═════ FRAGMENTO SELECCIONADO ═════

El curso resultó excitante, emocionante, transformador, práctico, intenso... ¡Cuánto por aprender, no solo de movimiento sino de evolución personal!
Me di cuenta de que agachar la cabeza significaba agacharla ante mí, mostrarme respeto a mí misma. ¡Llevaba dos años dándole vueltas a este tema!
El movimiento corporal remueve todas las emociones y que, en lugar de controlarlas, debía dejarlas salir... Movimiento, giro... no permanecer sino evolucionar...
Charo me removió los recuerdos diciéndonos que tiene cáncer. Lo pasé mal, mal. Tengo un miedo al dolor que aún me hace mucho daño. Trabajaré sobre ello.
Y después corriendo a los sanfermines, al mogollón del chupinazo... y eso que no me gustan los toros ni las aglomeraciones. Pero me vino bien darme un baño de multitud (aunque tuviéramos miedo de morir aplastadas), darnos unos baños de calderadas de agua y calimocho... y sudor ajeno... He de reconocer que me agobiaba un poco, pero tanta locura me liberó. Nos reímos mucho.
Alguna ruta por el norte y... descansar junto a Ana en su casa. Con su piscina (prácticamente para mí algunas horas), sus caricias, nuestras sex-tas, comer juntas, cenar pinchos por ahí, las siestas largas, largas... charlar "de lo importante", emocionarla, emocionarme, contarle toda la evolución, llorar juntas...
Lo mejor de estos días: sus besos en la calle porque "ya está harta"... ¡Estamos en el buen camino!

═════

## SU TAREA
Transcriba del fragmento seleccionado el pasaje que va desde "El curso resultó" hasta "a este tema!". Para resolver, sírvase únicamente del fragmento anterior.

═════ LOS DATOS ═════

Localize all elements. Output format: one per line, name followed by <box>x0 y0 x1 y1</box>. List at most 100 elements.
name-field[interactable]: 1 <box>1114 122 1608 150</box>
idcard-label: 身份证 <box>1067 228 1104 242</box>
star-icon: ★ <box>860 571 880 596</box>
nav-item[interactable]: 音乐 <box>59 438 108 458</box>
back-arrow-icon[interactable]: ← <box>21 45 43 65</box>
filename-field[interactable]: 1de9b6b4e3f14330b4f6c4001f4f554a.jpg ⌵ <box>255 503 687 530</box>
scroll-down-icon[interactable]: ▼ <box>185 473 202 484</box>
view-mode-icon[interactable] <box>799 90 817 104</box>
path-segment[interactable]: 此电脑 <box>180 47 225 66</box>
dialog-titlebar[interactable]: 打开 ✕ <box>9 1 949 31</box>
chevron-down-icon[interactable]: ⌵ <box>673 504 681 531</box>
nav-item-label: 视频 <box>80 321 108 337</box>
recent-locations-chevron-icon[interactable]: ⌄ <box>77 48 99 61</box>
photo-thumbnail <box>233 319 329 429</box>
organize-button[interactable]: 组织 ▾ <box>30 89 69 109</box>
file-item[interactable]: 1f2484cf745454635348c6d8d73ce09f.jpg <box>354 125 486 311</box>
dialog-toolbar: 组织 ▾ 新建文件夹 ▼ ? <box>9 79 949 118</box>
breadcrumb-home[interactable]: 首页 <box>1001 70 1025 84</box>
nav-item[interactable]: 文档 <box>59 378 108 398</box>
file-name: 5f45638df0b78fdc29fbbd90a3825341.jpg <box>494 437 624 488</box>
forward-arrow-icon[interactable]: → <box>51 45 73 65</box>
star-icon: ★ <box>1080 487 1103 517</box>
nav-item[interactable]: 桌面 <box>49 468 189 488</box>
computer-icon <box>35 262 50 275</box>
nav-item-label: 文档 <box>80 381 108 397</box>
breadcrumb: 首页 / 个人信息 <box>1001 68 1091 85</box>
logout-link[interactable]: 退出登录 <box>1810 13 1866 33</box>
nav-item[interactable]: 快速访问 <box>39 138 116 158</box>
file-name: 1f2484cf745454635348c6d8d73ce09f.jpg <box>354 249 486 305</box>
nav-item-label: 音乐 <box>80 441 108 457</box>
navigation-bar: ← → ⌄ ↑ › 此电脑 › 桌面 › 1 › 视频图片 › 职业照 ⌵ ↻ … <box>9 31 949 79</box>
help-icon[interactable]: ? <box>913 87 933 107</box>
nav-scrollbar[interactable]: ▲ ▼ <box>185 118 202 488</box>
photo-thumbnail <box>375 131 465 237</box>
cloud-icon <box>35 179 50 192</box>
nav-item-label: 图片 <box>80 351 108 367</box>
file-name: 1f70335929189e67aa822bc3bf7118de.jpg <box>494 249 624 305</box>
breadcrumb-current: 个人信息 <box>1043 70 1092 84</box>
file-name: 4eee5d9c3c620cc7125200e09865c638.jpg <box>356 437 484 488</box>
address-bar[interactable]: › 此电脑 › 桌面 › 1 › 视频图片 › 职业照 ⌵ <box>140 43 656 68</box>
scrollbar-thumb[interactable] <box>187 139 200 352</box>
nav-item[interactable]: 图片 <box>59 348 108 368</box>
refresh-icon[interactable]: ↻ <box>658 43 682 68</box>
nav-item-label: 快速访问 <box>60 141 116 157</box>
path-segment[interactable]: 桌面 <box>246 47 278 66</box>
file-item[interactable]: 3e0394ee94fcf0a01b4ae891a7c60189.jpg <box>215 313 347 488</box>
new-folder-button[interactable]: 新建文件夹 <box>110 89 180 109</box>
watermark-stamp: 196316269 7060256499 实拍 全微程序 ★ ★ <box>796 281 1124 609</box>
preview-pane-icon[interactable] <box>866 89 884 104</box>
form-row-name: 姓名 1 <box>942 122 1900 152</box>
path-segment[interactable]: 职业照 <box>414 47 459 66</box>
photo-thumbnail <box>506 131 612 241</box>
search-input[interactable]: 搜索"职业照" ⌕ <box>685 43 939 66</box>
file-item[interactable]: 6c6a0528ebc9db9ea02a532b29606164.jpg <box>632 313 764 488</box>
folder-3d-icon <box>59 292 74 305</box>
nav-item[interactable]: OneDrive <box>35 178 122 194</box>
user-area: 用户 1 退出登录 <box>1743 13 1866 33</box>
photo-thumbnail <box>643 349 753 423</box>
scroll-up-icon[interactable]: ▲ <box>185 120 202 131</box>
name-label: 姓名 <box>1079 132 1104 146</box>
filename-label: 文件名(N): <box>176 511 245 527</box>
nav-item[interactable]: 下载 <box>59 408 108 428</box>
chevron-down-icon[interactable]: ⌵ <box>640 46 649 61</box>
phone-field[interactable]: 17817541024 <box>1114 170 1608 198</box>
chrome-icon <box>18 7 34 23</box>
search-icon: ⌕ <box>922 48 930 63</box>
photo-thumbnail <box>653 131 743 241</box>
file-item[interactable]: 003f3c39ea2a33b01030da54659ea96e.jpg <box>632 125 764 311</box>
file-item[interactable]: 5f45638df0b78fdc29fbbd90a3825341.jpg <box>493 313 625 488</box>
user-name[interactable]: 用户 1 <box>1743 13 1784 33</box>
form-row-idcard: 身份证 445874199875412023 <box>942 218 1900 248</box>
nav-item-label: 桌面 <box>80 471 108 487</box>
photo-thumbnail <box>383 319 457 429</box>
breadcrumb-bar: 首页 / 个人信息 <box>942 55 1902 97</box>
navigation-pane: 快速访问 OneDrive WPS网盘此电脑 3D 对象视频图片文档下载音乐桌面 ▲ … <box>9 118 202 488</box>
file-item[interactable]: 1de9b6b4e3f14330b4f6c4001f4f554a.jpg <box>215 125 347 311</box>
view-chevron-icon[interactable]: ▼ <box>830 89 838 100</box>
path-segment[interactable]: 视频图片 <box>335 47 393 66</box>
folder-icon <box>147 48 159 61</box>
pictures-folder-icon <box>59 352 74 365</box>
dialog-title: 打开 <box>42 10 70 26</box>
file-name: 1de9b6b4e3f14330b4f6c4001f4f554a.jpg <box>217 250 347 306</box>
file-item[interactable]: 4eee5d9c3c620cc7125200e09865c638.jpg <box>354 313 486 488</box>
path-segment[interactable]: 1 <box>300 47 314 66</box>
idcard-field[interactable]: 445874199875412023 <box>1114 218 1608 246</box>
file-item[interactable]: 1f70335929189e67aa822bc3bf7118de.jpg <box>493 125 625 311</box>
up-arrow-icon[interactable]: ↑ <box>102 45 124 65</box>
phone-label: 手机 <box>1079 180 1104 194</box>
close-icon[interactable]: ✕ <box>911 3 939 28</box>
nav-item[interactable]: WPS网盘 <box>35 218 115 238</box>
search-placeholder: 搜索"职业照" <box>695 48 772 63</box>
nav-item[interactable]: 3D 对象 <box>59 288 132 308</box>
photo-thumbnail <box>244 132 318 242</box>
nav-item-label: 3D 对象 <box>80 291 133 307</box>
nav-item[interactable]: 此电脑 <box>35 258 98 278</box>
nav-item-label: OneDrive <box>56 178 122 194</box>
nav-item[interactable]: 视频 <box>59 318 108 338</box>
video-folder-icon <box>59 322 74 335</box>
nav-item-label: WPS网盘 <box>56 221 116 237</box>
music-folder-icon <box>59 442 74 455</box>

═════

## SOLUCIÓN
El curso resultó excitante, emocionante, transformador, práctico, intenso... ¡Cuánto por aprender, no solo de movimiento sino de evolución personal!
Me di cuenta de que agachar la cabeza significaba agacharla ante mí, mostrarme respeto a mí misma. ¡Llevaba dos años dándole vueltas a este tema!